**Task directions**
Only lines with the word "this" are needed; collect each of them from the listing below.

- - - - -

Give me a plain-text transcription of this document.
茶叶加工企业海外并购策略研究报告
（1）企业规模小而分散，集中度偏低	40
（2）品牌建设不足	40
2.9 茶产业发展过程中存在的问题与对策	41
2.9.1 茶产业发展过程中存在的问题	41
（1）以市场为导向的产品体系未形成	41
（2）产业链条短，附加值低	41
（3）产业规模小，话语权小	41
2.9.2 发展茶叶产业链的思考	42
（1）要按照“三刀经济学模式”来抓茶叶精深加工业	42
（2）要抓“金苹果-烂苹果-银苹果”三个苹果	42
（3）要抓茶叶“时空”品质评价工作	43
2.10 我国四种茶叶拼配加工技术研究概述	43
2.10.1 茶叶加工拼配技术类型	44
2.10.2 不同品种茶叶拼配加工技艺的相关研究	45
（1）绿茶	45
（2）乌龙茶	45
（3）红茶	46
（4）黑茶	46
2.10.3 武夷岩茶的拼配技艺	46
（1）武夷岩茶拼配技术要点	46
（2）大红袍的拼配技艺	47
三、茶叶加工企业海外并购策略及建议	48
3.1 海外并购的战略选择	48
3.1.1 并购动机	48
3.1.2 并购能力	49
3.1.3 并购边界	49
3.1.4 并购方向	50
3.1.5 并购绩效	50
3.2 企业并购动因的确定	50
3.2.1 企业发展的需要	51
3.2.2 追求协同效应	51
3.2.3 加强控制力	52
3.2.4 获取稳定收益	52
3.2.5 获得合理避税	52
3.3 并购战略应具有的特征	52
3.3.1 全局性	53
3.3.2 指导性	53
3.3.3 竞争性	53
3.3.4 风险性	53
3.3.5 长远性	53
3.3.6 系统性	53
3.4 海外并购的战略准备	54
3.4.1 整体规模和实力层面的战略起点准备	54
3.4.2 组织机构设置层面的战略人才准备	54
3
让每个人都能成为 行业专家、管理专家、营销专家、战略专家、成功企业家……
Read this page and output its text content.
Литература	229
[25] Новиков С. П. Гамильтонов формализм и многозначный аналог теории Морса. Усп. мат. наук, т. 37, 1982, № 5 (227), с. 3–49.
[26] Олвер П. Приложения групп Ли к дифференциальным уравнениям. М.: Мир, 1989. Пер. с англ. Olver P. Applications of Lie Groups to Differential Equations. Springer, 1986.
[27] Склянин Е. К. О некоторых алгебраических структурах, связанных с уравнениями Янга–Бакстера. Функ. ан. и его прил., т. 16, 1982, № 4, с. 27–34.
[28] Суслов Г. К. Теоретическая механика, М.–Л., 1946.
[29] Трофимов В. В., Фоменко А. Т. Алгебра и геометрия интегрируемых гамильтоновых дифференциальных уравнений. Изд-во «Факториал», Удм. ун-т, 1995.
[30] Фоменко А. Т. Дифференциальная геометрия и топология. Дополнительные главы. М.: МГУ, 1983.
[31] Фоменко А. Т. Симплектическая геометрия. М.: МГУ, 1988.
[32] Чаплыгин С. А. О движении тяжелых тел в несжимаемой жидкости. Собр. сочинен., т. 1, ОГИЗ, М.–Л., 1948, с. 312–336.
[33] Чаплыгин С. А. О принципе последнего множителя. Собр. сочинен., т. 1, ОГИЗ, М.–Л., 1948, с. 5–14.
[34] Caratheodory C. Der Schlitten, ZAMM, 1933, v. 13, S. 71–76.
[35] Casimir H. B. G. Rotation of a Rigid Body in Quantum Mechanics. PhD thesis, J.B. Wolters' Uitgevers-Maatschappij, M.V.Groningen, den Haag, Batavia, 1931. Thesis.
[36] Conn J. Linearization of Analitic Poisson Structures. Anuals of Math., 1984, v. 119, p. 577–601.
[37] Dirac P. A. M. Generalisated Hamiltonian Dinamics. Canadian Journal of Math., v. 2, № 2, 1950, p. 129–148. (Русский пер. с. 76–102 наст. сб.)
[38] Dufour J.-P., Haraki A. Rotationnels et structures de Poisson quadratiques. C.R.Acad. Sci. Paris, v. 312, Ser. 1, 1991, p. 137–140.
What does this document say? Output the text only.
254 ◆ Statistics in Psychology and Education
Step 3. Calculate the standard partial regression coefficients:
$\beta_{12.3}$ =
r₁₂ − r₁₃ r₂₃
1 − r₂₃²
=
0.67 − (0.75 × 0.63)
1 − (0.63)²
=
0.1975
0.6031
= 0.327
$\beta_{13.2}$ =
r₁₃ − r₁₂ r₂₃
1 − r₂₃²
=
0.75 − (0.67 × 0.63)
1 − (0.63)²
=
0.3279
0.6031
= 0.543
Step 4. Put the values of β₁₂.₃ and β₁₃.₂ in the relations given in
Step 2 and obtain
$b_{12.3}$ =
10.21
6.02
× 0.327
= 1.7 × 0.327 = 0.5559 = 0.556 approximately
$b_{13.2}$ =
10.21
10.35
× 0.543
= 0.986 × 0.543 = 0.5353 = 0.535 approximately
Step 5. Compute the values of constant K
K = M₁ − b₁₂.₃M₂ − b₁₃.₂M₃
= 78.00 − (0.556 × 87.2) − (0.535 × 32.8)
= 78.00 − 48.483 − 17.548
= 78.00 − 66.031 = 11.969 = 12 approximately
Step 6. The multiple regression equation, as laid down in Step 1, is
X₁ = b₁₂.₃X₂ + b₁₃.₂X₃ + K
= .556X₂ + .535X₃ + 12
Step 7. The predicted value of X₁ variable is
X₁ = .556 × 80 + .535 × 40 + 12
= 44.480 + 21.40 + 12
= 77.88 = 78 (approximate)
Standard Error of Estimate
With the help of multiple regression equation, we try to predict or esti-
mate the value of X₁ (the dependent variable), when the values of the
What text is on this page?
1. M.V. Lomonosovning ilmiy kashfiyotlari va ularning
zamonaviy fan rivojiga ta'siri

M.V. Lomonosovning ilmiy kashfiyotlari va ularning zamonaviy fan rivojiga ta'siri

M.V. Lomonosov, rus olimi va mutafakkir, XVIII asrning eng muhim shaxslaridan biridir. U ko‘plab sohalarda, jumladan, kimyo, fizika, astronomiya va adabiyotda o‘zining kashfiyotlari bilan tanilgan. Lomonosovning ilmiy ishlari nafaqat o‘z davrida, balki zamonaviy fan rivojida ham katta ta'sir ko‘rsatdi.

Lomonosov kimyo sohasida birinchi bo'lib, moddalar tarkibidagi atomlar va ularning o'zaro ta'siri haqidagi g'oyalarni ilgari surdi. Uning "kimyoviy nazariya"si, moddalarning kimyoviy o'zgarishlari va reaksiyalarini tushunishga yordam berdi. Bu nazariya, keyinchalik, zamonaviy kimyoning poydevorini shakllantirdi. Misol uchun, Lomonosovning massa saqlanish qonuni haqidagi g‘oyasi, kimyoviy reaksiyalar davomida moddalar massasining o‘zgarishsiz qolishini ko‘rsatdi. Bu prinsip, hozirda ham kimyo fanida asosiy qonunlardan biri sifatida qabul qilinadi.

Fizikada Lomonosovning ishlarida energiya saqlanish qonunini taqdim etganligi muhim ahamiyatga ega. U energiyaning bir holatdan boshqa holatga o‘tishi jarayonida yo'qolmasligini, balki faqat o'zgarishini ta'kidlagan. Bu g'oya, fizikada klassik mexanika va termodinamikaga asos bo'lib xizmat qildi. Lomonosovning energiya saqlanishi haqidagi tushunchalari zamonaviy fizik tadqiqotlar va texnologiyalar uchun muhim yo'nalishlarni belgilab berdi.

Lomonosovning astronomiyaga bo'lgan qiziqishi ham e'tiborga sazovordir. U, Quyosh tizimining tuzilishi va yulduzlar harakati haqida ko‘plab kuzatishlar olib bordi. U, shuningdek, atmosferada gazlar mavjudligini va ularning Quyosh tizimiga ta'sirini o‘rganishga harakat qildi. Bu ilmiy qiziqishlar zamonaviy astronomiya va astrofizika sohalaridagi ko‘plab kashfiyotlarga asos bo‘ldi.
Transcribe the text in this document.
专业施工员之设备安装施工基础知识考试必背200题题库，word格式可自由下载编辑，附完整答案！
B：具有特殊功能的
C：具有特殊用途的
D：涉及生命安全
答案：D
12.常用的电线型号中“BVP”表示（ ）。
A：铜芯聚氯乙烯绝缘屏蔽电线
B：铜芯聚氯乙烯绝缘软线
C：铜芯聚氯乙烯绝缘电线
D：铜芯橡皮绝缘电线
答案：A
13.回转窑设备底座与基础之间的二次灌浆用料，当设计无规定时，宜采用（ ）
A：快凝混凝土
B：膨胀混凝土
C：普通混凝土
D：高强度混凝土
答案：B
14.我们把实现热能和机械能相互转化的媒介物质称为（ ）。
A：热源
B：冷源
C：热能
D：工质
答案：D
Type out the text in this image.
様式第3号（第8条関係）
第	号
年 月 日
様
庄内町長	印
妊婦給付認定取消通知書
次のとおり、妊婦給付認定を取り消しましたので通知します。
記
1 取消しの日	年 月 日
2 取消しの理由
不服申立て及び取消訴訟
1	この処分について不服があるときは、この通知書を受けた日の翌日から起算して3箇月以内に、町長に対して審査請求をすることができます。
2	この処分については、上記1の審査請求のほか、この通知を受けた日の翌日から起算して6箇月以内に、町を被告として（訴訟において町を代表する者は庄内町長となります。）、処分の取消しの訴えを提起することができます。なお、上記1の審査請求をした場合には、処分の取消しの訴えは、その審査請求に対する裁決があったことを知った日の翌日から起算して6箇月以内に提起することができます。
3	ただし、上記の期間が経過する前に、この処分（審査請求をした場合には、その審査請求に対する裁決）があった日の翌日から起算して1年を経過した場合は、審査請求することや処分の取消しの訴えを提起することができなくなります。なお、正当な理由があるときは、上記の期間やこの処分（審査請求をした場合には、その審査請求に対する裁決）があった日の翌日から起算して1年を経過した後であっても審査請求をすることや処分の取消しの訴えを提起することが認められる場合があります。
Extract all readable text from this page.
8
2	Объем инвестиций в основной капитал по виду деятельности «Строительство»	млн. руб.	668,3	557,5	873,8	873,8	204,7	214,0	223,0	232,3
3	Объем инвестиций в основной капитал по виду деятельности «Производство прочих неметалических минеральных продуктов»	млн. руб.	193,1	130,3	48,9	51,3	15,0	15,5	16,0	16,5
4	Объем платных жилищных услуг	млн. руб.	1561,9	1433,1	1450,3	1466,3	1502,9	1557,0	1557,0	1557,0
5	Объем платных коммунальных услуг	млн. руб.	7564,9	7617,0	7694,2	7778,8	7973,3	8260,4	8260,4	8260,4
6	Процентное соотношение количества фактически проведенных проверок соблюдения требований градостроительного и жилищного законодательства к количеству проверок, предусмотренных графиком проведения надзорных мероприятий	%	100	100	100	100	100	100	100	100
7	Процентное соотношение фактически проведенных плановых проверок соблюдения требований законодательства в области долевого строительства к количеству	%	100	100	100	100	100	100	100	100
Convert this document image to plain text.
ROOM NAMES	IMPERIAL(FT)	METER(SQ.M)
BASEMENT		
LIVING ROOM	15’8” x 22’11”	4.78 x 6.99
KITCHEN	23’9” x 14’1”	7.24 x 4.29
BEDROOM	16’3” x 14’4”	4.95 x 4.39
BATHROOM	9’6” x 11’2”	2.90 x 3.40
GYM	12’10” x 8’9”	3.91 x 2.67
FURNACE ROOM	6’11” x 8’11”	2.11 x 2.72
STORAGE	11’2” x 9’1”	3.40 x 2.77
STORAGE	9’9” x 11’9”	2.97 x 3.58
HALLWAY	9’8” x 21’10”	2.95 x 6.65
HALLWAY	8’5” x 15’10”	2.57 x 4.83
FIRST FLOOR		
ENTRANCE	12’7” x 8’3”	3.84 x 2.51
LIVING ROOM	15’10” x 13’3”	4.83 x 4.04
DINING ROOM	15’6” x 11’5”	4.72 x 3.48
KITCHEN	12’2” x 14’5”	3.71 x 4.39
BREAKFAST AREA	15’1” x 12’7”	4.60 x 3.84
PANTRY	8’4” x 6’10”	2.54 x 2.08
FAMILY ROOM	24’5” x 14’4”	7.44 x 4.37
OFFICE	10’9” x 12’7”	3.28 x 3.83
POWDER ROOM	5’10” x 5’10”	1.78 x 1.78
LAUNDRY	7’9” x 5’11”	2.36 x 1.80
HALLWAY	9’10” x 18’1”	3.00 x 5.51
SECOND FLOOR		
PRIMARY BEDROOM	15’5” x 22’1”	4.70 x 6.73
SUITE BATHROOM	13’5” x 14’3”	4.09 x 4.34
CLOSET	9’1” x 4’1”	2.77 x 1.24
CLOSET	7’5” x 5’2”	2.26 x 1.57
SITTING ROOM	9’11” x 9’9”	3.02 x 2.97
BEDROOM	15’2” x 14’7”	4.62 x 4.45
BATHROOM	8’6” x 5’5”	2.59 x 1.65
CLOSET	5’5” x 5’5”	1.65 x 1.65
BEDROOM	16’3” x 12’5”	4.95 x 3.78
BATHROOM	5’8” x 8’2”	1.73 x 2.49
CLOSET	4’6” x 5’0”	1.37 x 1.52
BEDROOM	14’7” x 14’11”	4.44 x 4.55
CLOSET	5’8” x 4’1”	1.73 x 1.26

- - - - -

**Task response**
Give me a plain-text transcription of this document.
Read this page and output its text content.
What does this document say? Output the text only.
What text is on this page?
Transcribe the text in this document.
Type out the text in this image.
Extract all readable text from this page.
Convert this document image to plain text.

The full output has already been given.